Figure collection entries

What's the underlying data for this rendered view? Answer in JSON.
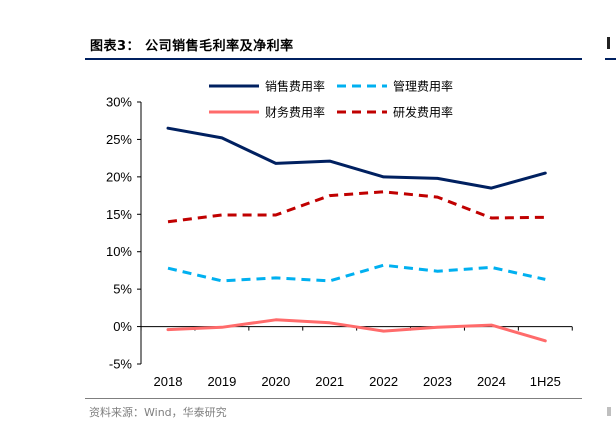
{
  "header": {
    "title": "图表3：  公司销售毛利率及净利率"
  },
  "footer": {
    "source": "资料来源：Wind，华泰研究"
  },
  "chart_data": {
    "type": "line",
    "title": "",
    "xlabel": "",
    "ylabel": "",
    "categories": [
      "2018",
      "2019",
      "2020",
      "2021",
      "2022",
      "2023",
      "2024",
      "1H25"
    ],
    "ylim": [
      -5,
      30
    ],
    "yticks": [
      -5,
      0,
      5,
      10,
      15,
      20,
      25,
      30
    ],
    "ytick_labels": [
      "-5%",
      "0%",
      "5%",
      "10%",
      "15%",
      "20%",
      "25%",
      "30%"
    ],
    "grid": false,
    "legend_position": "top",
    "series": [
      {
        "name": "销售费用率",
        "color": "#002060",
        "dash": "solid",
        "values": [
          26.5,
          25.2,
          21.8,
          22.1,
          20.0,
          19.8,
          18.5,
          20.5
        ]
      },
      {
        "name": "管理费用率",
        "color": "#00b0f0",
        "dash": "dashed",
        "values": [
          7.8,
          6.1,
          6.5,
          6.1,
          8.2,
          7.4,
          7.9,
          6.3
        ]
      },
      {
        "name": "财务费用率",
        "color": "#ff6b6b",
        "dash": "solid",
        "values": [
          -0.4,
          -0.1,
          0.9,
          0.5,
          -0.6,
          -0.1,
          0.2,
          -1.9
        ]
      },
      {
        "name": "研发费用率",
        "color": "#c00000",
        "dash": "dashed",
        "values": [
          14.0,
          14.9,
          14.9,
          17.5,
          18.0,
          17.3,
          14.5,
          14.6
        ]
      }
    ]
  }
}
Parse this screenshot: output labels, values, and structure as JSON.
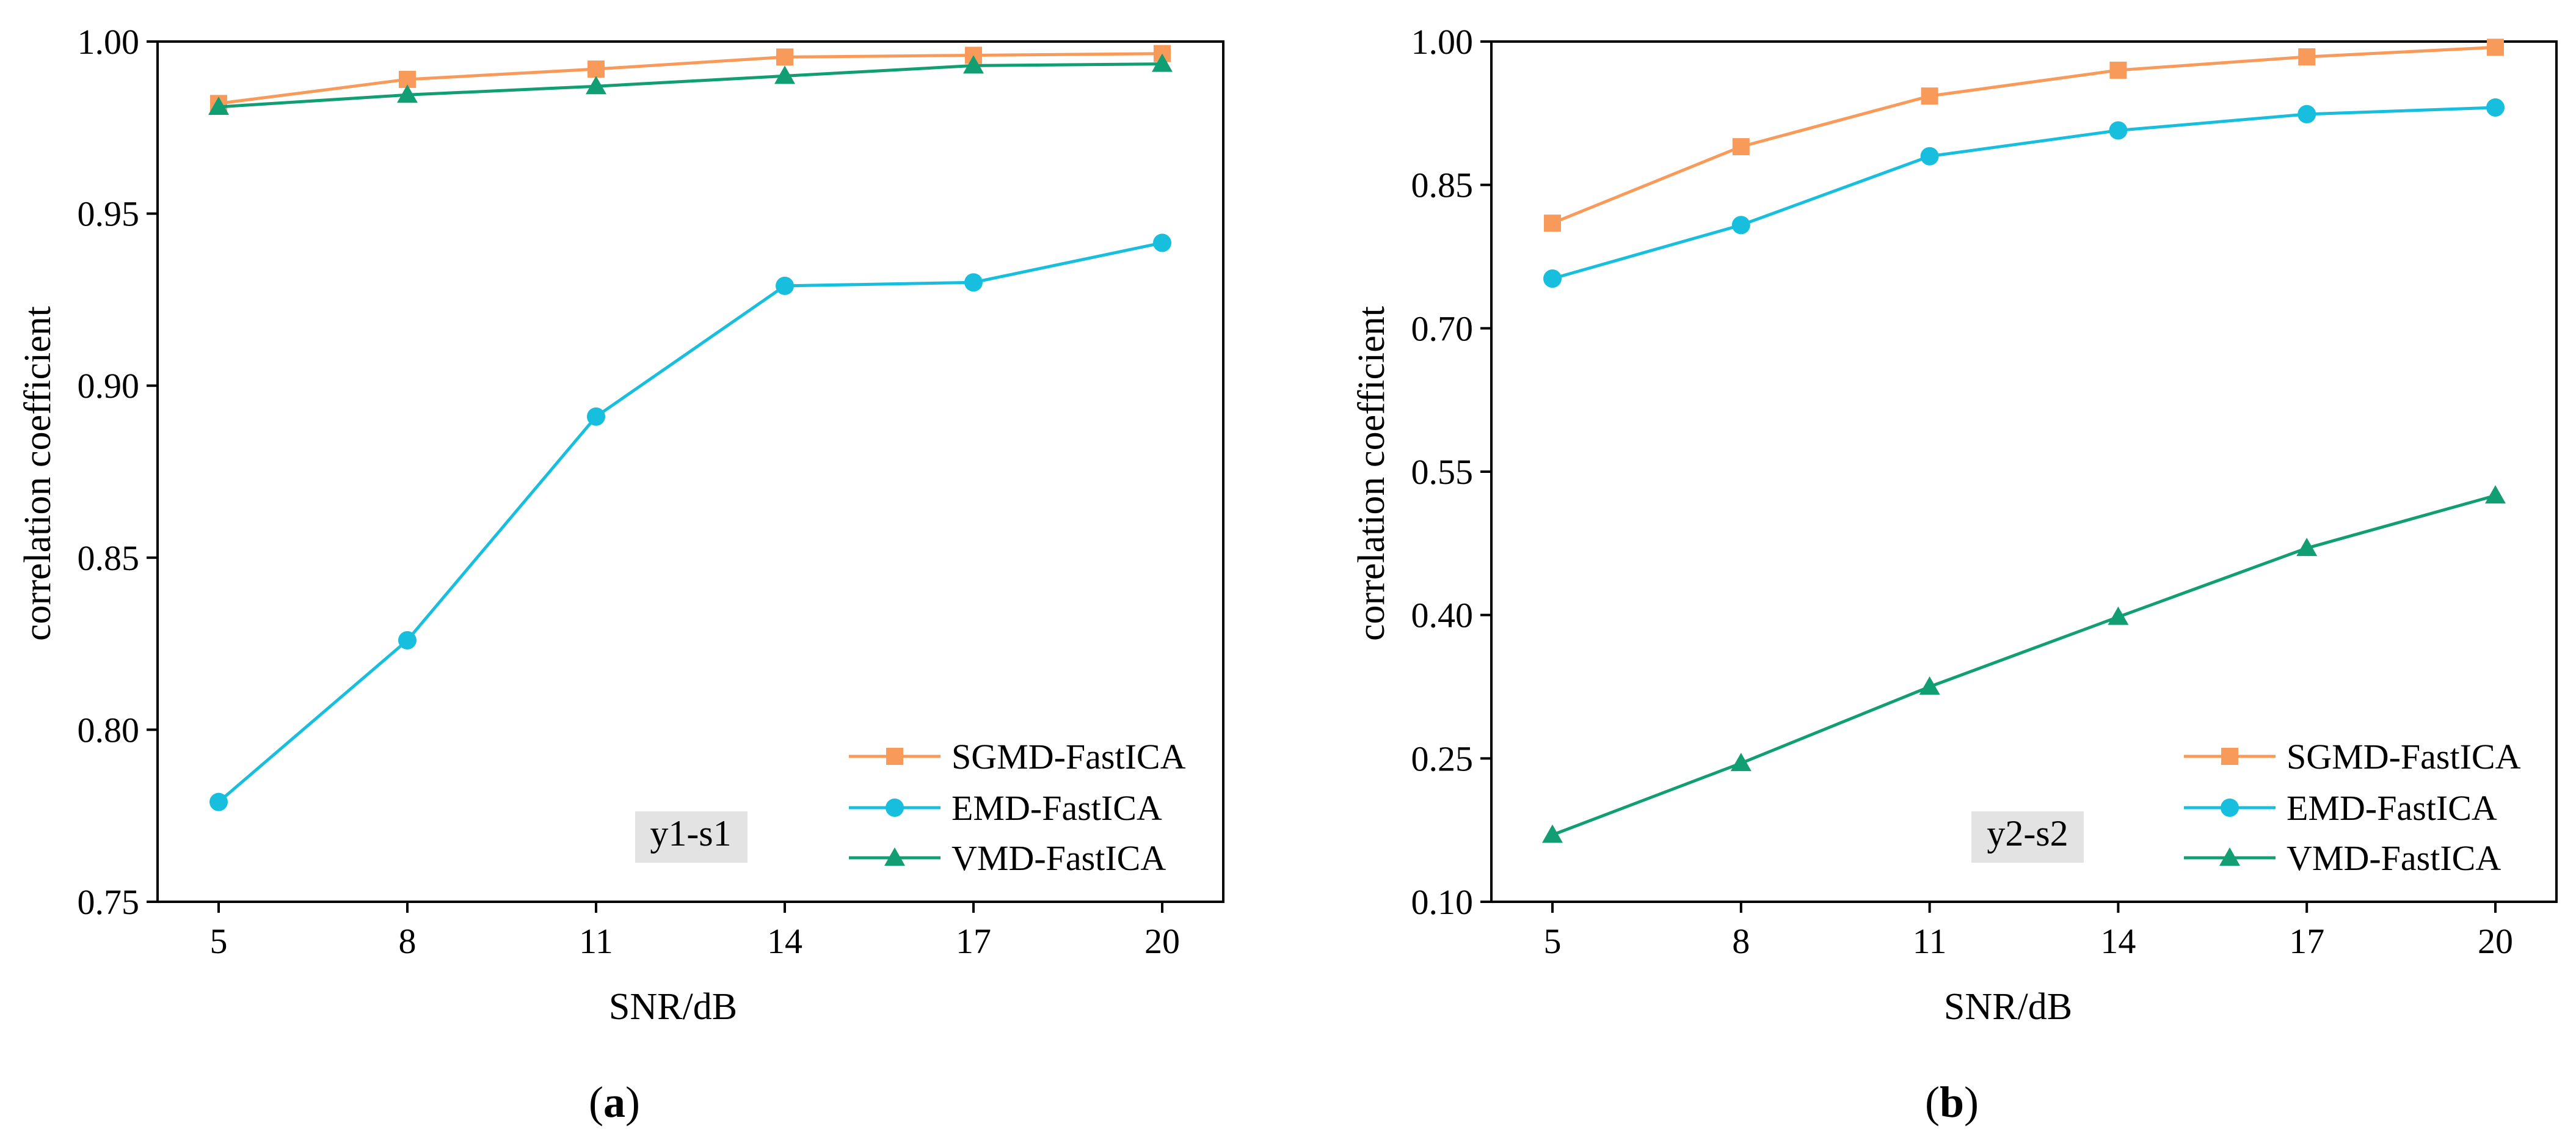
{
  "chart_data": [
    {
      "type": "line",
      "panel_label": "a",
      "annotation": "y1-s1",
      "xlabel": "SNR/dB",
      "ylabel": "correlation coefficient",
      "categories": [
        "5",
        "8",
        "11",
        "14",
        "17",
        "20"
      ],
      "x": [
        5,
        8,
        11,
        14,
        17,
        20
      ],
      "ylim": [
        0.75,
        1.0
      ],
      "yticks": [
        "0.75",
        "0.80",
        "0.85",
        "0.90",
        "0.95",
        "1.00"
      ],
      "legend_position": "bottom-right",
      "series": [
        {
          "name": "SGMD-FastICA",
          "color": "#F89B5A",
          "marker": "square",
          "values": [
            0.982,
            0.989,
            0.992,
            0.9955,
            0.996,
            0.9965
          ]
        },
        {
          "name": "EMD-FastICA",
          "color": "#17BEDD",
          "marker": "circle",
          "values": [
            0.779,
            0.826,
            0.891,
            0.929,
            0.93,
            0.9415
          ]
        },
        {
          "name": "VMD-FastICA",
          "color": "#119E73",
          "marker": "triangle",
          "values": [
            0.981,
            0.9845,
            0.987,
            0.99,
            0.993,
            0.9935
          ]
        }
      ]
    },
    {
      "type": "line",
      "panel_label": "b",
      "annotation": "y2-s2",
      "xlabel": "SNR/dB",
      "ylabel": "correlation coefficient",
      "categories": [
        "5",
        "8",
        "11",
        "14",
        "17",
        "20"
      ],
      "x": [
        5,
        8,
        11,
        14,
        17,
        20
      ],
      "ylim": [
        0.1,
        1.0
      ],
      "yticks": [
        "0.10",
        "0.25",
        "0.40",
        "0.55",
        "0.70",
        "0.85",
        "1.00"
      ],
      "legend_position": "bottom-right",
      "series": [
        {
          "name": "SGMD-FastICA",
          "color": "#F89B5A",
          "marker": "square",
          "values": [
            0.81,
            0.89,
            0.943,
            0.97,
            0.984,
            0.994
          ]
        },
        {
          "name": "EMD-FastICA",
          "color": "#17BEDD",
          "marker": "circle",
          "values": [
            0.752,
            0.808,
            0.88,
            0.907,
            0.924,
            0.931
          ]
        },
        {
          "name": "VMD-FastICA",
          "color": "#119E73",
          "marker": "triangle",
          "values": [
            0.17,
            0.245,
            0.325,
            0.398,
            0.47,
            0.525
          ]
        }
      ]
    }
  ]
}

Short exercise
A faithful copy of the records above is needed, with the pictures left out.

Result
What's the underlying data for this rendered view? Answer in JSON.
{
  "header": {
    "title": "图表3：  公司销售毛利率及净利率"
  },
  "footer": {
    "source": "资料来源：Wind，华泰研究"
  },
  "chart_data": {
    "type": "line",
    "title": "",
    "xlabel": "",
    "ylabel": "",
    "categories": [
      "2018",
      "2019",
      "2020",
      "2021",
      "2022",
      "2023",
      "2024",
      "1H25"
    ],
    "ylim": [
      -5,
      30
    ],
    "yticks": [
      -5,
      0,
      5,
      10,
      15,
      20,
      25,
      30
    ],
    "ytick_labels": [
      "-5%",
      "0%",
      "5%",
      "10%",
      "15%",
      "20%",
      "25%",
      "30%"
    ],
    "grid": false,
    "legend_position": "top",
    "series": [
      {
        "name": "销售费用率",
        "color": "#002060",
        "dash": "solid",
        "values": [
          26.5,
          25.2,
          21.8,
          22.1,
          20.0,
          19.8,
          18.5,
          20.5
        ]
      },
      {
        "name": "管理费用率",
        "color": "#00b0f0",
        "dash": "dashed",
        "values": [
          7.8,
          6.1,
          6.5,
          6.1,
          8.2,
          7.4,
          7.9,
          6.3
        ]
      },
      {
        "name": "财务费用率",
        "color": "#ff6b6b",
        "dash": "solid",
        "values": [
          -0.4,
          -0.1,
          0.9,
          0.5,
          -0.6,
          -0.1,
          0.2,
          -1.9
        ]
      },
      {
        "name": "研发费用率",
        "color": "#c00000",
        "dash": "dashed",
        "values": [
          14.0,
          14.9,
          14.9,
          17.5,
          18.0,
          17.3,
          14.5,
          14.6
        ]
      }
    ]
  }
}
Parse this screenshot: output labels, values, and structure as JSON.
{
  "chart_data": [
    {
      "type": "line",
      "panel_label": "a",
      "annotation": "y1-s1",
      "xlabel": "SNR/dB",
      "ylabel": "correlation coefficient",
      "categories": [
        "5",
        "8",
        "11",
        "14",
        "17",
        "20"
      ],
      "x": [
        5,
        8,
        11,
        14,
        17,
        20
      ],
      "ylim": [
        0.75,
        1.0
      ],
      "yticks": [
        "0.75",
        "0.80",
        "0.85",
        "0.90",
        "0.95",
        "1.00"
      ],
      "legend_position": "bottom-right",
      "series": [
        {
          "name": "SGMD-FastICA",
          "color": "#F89B5A",
          "marker": "square",
          "values": [
            0.982,
            0.989,
            0.992,
            0.9955,
            0.996,
            0.9965
          ]
        },
        {
          "name": "EMD-FastICA",
          "color": "#17BEDD",
          "marker": "circle",
          "values": [
            0.779,
            0.826,
            0.891,
            0.929,
            0.93,
            0.9415
          ]
        },
        {
          "name": "VMD-FastICA",
          "color": "#119E73",
          "marker": "triangle",
          "values": [
            0.981,
            0.9845,
            0.987,
            0.99,
            0.993,
            0.9935
          ]
        }
      ]
    },
    {
      "type": "line",
      "panel_label": "b",
      "annotation": "y2-s2",
      "xlabel": "SNR/dB",
      "ylabel": "correlation coefficient",
      "categories": [
        "5",
        "8",
        "11",
        "14",
        "17",
        "20"
      ],
      "x": [
        5,
        8,
        11,
        14,
        17,
        20
      ],
      "ylim": [
        0.1,
        1.0
      ],
      "yticks": [
        "0.10",
        "0.25",
        "0.40",
        "0.55",
        "0.70",
        "0.85",
        "1.00"
      ],
      "legend_position": "bottom-right",
      "series": [
        {
          "name": "SGMD-FastICA",
          "color": "#F89B5A",
          "marker": "square",
          "values": [
            0.81,
            0.89,
            0.943,
            0.97,
            0.984,
            0.994
          ]
        },
        {
          "name": "EMD-FastICA",
          "color": "#17BEDD",
          "marker": "circle",
          "values": [
            0.752,
            0.808,
            0.88,
            0.907,
            0.924,
            0.931
          ]
        },
        {
          "name": "VMD-FastICA",
          "color": "#119E73",
          "marker": "triangle",
          "values": [
            0.17,
            0.245,
            0.325,
            0.398,
            0.47,
            0.525
          ]
        }
      ]
    }
  ]
}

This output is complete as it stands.